● **Items from a figure collection**:
• • • • •
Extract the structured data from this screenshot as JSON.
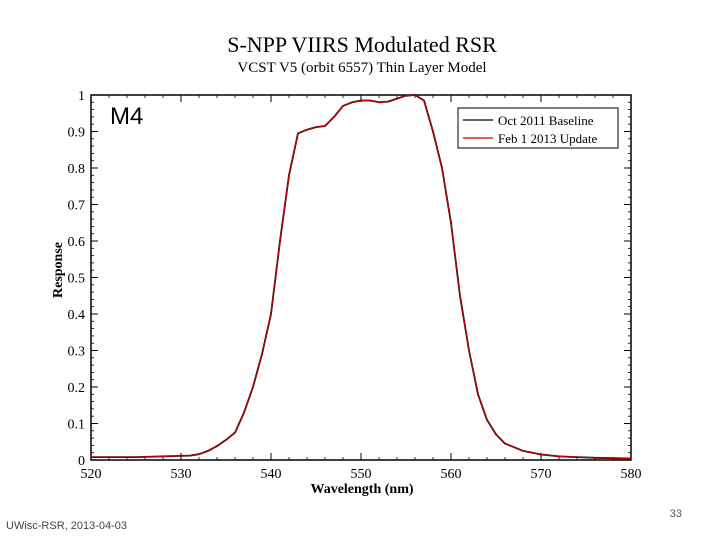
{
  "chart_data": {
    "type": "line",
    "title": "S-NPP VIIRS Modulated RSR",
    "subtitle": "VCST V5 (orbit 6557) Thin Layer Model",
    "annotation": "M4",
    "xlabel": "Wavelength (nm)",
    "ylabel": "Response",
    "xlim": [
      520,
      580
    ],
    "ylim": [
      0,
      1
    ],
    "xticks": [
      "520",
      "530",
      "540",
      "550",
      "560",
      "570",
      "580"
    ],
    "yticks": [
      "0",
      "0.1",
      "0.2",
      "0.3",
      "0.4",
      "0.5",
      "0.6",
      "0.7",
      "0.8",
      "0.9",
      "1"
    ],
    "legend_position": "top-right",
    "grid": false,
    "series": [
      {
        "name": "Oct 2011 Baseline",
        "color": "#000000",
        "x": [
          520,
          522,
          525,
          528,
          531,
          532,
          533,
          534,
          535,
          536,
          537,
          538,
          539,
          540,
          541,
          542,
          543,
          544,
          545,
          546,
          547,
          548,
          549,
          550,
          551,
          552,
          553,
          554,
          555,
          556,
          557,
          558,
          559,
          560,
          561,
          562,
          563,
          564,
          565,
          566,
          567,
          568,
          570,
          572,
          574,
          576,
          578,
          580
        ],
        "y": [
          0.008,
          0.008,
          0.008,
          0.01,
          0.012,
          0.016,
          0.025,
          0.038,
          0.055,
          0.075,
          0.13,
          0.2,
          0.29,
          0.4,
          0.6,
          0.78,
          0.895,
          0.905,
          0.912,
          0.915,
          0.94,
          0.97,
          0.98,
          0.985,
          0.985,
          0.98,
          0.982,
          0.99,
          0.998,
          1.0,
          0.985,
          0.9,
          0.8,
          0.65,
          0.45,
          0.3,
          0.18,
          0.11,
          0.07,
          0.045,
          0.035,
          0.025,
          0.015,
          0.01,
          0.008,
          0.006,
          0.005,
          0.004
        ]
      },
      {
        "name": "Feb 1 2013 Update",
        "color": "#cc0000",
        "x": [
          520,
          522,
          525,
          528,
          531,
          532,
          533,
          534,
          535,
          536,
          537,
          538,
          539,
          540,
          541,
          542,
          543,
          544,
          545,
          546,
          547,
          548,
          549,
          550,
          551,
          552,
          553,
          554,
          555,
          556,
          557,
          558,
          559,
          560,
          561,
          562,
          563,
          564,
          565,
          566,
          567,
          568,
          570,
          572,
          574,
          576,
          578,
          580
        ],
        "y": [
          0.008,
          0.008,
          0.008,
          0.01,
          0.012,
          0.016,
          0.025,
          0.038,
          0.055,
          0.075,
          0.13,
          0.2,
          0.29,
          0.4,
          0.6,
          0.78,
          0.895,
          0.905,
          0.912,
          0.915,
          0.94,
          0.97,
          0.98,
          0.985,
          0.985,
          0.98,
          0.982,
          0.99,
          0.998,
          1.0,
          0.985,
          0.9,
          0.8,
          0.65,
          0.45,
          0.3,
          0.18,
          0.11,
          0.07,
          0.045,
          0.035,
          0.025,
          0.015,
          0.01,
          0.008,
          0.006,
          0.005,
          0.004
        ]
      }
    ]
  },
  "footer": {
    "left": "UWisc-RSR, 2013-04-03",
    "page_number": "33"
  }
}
• • • • •
● **TASK TO COMPLETE**: Take the data above and repeat it exactly, leaving each picture out.

● **EXERCISE RESULT**:
Extract the structured data from this screenshot as JSON.
{
  "chart_data": {
    "type": "line",
    "title": "S-NPP VIIRS Modulated RSR",
    "subtitle": "VCST V5 (orbit 6557) Thin Layer Model",
    "annotation": "M4",
    "xlabel": "Wavelength (nm)",
    "ylabel": "Response",
    "xlim": [
      520,
      580
    ],
    "ylim": [
      0,
      1
    ],
    "xticks": [
      "520",
      "530",
      "540",
      "550",
      "560",
      "570",
      "580"
    ],
    "yticks": [
      "0",
      "0.1",
      "0.2",
      "0.3",
      "0.4",
      "0.5",
      "0.6",
      "0.7",
      "0.8",
      "0.9",
      "1"
    ],
    "legend_position": "top-right",
    "grid": false,
    "series": [
      {
        "name": "Oct 2011 Baseline",
        "color": "#000000",
        "x": [
          520,
          522,
          525,
          528,
          531,
          532,
          533,
          534,
          535,
          536,
          537,
          538,
          539,
          540,
          541,
          542,
          543,
          544,
          545,
          546,
          547,
          548,
          549,
          550,
          551,
          552,
          553,
          554,
          555,
          556,
          557,
          558,
          559,
          560,
          561,
          562,
          563,
          564,
          565,
          566,
          567,
          568,
          570,
          572,
          574,
          576,
          578,
          580
        ],
        "y": [
          0.008,
          0.008,
          0.008,
          0.01,
          0.012,
          0.016,
          0.025,
          0.038,
          0.055,
          0.075,
          0.13,
          0.2,
          0.29,
          0.4,
          0.6,
          0.78,
          0.895,
          0.905,
          0.912,
          0.915,
          0.94,
          0.97,
          0.98,
          0.985,
          0.985,
          0.98,
          0.982,
          0.99,
          0.998,
          1.0,
          0.985,
          0.9,
          0.8,
          0.65,
          0.45,
          0.3,
          0.18,
          0.11,
          0.07,
          0.045,
          0.035,
          0.025,
          0.015,
          0.01,
          0.008,
          0.006,
          0.005,
          0.004
        ]
      },
      {
        "name": "Feb 1 2013 Update",
        "color": "#cc0000",
        "x": [
          520,
          522,
          525,
          528,
          531,
          532,
          533,
          534,
          535,
          536,
          537,
          538,
          539,
          540,
          541,
          542,
          543,
          544,
          545,
          546,
          547,
          548,
          549,
          550,
          551,
          552,
          553,
          554,
          555,
          556,
          557,
          558,
          559,
          560,
          561,
          562,
          563,
          564,
          565,
          566,
          567,
          568,
          570,
          572,
          574,
          576,
          578,
          580
        ],
        "y": [
          0.008,
          0.008,
          0.008,
          0.01,
          0.012,
          0.016,
          0.025,
          0.038,
          0.055,
          0.075,
          0.13,
          0.2,
          0.29,
          0.4,
          0.6,
          0.78,
          0.895,
          0.905,
          0.912,
          0.915,
          0.94,
          0.97,
          0.98,
          0.985,
          0.985,
          0.98,
          0.982,
          0.99,
          0.998,
          1.0,
          0.985,
          0.9,
          0.8,
          0.65,
          0.45,
          0.3,
          0.18,
          0.11,
          0.07,
          0.045,
          0.035,
          0.025,
          0.015,
          0.01,
          0.008,
          0.006,
          0.005,
          0.004
        ]
      }
    ]
  },
  "footer": {
    "left": "UWisc-RSR, 2013-04-03",
    "page_number": "33"
  }
}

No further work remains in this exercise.